-- DESCRIPTION OF THE TASK --
Please return the full listing below without altering anything.

-- ENTRIES SUPPLIED --
____

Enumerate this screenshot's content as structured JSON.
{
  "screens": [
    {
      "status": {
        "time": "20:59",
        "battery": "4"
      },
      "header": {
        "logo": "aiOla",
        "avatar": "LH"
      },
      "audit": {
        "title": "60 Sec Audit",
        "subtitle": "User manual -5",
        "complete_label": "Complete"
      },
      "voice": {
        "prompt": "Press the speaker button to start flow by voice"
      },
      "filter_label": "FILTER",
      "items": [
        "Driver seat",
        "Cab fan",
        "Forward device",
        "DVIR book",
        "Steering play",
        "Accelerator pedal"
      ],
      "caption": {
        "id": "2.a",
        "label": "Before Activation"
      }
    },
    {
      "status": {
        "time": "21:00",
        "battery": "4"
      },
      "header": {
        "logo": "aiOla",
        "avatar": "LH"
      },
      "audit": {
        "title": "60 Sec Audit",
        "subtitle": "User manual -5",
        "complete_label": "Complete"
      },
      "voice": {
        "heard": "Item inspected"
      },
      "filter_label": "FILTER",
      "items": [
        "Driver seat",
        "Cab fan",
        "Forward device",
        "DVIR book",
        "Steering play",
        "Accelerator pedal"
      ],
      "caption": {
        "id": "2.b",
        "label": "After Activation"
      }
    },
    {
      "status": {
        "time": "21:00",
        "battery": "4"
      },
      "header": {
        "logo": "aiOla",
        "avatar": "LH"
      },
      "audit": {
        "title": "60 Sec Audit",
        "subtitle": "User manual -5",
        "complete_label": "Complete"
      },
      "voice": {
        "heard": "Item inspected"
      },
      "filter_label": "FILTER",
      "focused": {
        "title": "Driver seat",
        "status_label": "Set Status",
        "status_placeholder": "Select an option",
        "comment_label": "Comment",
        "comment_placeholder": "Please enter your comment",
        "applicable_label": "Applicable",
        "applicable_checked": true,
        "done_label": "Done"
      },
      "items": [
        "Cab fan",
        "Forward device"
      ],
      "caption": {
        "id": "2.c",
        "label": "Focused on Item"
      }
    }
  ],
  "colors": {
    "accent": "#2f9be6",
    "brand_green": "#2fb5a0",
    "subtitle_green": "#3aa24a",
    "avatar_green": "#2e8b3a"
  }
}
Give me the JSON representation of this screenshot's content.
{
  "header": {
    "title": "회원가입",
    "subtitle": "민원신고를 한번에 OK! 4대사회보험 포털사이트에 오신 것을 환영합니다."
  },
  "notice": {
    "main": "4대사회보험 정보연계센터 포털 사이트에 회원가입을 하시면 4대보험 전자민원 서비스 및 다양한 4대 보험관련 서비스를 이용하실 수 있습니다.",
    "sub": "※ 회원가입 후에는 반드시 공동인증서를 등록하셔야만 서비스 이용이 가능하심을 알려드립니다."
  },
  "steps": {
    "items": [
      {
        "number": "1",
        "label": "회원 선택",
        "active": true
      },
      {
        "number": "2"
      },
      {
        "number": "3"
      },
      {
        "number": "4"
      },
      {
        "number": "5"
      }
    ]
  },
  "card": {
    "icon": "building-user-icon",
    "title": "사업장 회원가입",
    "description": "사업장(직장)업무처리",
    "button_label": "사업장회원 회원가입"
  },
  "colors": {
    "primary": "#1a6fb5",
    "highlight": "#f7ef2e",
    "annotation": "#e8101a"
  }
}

____

-- SOLUTION FOR THIS PROBLEM --
Enumerate this screenshot's content as structured JSON.
{
  "screens": [
    {
      "status": {
        "time": "20:59",
        "battery": "4"
      },
      "header": {
        "logo": "aiOla",
        "avatar": "LH"
      },
      "audit": {
        "title": "60 Sec Audit",
        "subtitle": "User manual -5",
        "complete_label": "Complete"
      },
      "voice": {
        "prompt": "Press the speaker button to start flow by voice"
      },
      "filter_label": "FILTER",
      "items": [
        "Driver seat",
        "Cab fan",
        "Forward device",
        "DVIR book",
        "Steering play",
        "Accelerator pedal"
      ],
      "caption": {
        "id": "2.a",
        "label": "Before Activation"
      }
    },
    {
      "status": {
        "time": "21:00",
        "battery": "4"
      },
      "header": {
        "logo": "aiOla",
        "avatar": "LH"
      },
      "audit": {
        "title": "60 Sec Audit",
        "subtitle": "User manual -5",
        "complete_label": "Complete"
      },
      "voice": {
        "heard": "Item inspected"
      },
      "filter_label": "FILTER",
      "items": [
        "Driver seat",
        "Cab fan",
        "Forward device",
        "DVIR book",
        "Steering play",
        "Accelerator pedal"
      ],
      "caption": {
        "id": "2.b",
        "label": "After Activation"
      }
    },
    {
      "status": {
        "time": "21:00",
        "battery": "4"
      },
      "header": {
        "logo": "aiOla",
        "avatar": "LH"
      },
      "audit": {
        "title": "60 Sec Audit",
        "subtitle": "User manual -5",
        "complete_label": "Complete"
      },
      "voice": {
        "heard": "Item inspected"
      },
      "filter_label": "FILTER",
      "focused": {
        "title": "Driver seat",
        "status_label": "Set Status",
        "status_placeholder": "Select an option",
        "comment_label": "Comment",
        "comment_placeholder": "Please enter your comment",
        "applicable_label": "Applicable",
        "applicable_checked": true,
        "done_label": "Done"
      },
      "items": [
        "Cab fan",
        "Forward device"
      ],
      "caption": {
        "id": "2.c",
        "label": "Focused on Item"
      }
    }
  ],
  "colors": {
    "accent": "#2f9be6",
    "brand_green": "#2fb5a0",
    "subtitle_green": "#3aa24a",
    "avatar_green": "#2e8b3a"
  }
}
Give me the JSON representation of this screenshot's content.
{
  "header": {
    "title": "회원가입",
    "subtitle": "민원신고를 한번에 OK! 4대사회보험 포털사이트에 오신 것을 환영합니다."
  },
  "notice": {
    "main": "4대사회보험 정보연계센터 포털 사이트에 회원가입을 하시면 4대보험 전자민원 서비스 및 다양한 4대 보험관련 서비스를 이용하실 수 있습니다.",
    "sub": "※ 회원가입 후에는 반드시 공동인증서를 등록하셔야만 서비스 이용이 가능하심을 알려드립니다."
  },
  "steps": {
    "items": [
      {
        "number": "1",
        "label": "회원 선택",
        "active": true
      },
      {
        "number": "2"
      },
      {
        "number": "3"
      },
      {
        "number": "4"
      },
      {
        "number": "5"
      }
    ]
  },
  "card": {
    "icon": "building-user-icon",
    "title": "사업장 회원가입",
    "description": "사업장(직장)업무처리",
    "button_label": "사업장회원 회원가입"
  },
  "colors": {
    "primary": "#1a6fb5",
    "highlight": "#f7ef2e",
    "annotation": "#e8101a"
  }
}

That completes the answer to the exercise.